→ **Instructions to follow**: Count the lines in the entries that contain the string "A股行业中位数", treating case as significant, and give only the number.

>> begin

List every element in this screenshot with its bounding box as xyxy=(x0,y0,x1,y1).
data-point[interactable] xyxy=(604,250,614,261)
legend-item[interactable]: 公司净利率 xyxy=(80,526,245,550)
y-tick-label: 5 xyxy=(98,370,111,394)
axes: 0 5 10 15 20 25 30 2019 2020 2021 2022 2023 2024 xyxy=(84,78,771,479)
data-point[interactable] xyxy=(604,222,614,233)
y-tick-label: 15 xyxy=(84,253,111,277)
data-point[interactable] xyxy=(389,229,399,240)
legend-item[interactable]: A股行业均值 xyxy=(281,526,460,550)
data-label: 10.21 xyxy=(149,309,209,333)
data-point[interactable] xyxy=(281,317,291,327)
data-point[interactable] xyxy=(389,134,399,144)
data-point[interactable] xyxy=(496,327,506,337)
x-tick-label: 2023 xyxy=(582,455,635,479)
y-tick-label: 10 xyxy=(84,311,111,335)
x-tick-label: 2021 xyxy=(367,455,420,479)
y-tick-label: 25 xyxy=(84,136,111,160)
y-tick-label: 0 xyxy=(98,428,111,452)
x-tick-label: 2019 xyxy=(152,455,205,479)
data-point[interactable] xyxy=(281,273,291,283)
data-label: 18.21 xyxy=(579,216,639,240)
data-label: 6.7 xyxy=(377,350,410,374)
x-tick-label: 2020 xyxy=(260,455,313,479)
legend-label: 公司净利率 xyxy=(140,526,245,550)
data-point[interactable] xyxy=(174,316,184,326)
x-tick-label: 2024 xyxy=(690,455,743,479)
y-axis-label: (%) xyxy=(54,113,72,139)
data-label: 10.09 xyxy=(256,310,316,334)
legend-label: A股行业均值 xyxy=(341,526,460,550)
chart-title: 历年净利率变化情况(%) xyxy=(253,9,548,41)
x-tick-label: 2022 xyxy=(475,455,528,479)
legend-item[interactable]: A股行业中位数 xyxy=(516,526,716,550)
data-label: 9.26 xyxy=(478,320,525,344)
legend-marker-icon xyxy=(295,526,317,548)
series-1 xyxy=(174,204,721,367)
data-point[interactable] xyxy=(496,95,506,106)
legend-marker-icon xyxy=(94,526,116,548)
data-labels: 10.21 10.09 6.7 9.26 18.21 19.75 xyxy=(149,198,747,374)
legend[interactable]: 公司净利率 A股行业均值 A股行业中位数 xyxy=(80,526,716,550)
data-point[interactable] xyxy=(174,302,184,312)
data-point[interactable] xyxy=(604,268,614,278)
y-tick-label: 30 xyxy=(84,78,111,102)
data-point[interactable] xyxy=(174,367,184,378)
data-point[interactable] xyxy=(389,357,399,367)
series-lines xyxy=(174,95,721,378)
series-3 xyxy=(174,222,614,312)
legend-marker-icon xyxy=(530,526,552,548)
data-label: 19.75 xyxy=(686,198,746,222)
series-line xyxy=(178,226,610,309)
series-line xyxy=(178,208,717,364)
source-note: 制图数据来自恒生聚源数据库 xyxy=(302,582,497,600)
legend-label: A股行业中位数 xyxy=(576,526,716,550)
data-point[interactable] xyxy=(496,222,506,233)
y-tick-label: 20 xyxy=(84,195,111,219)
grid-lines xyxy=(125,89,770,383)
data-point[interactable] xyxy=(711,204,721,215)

>> end

→ **Expected output**: 3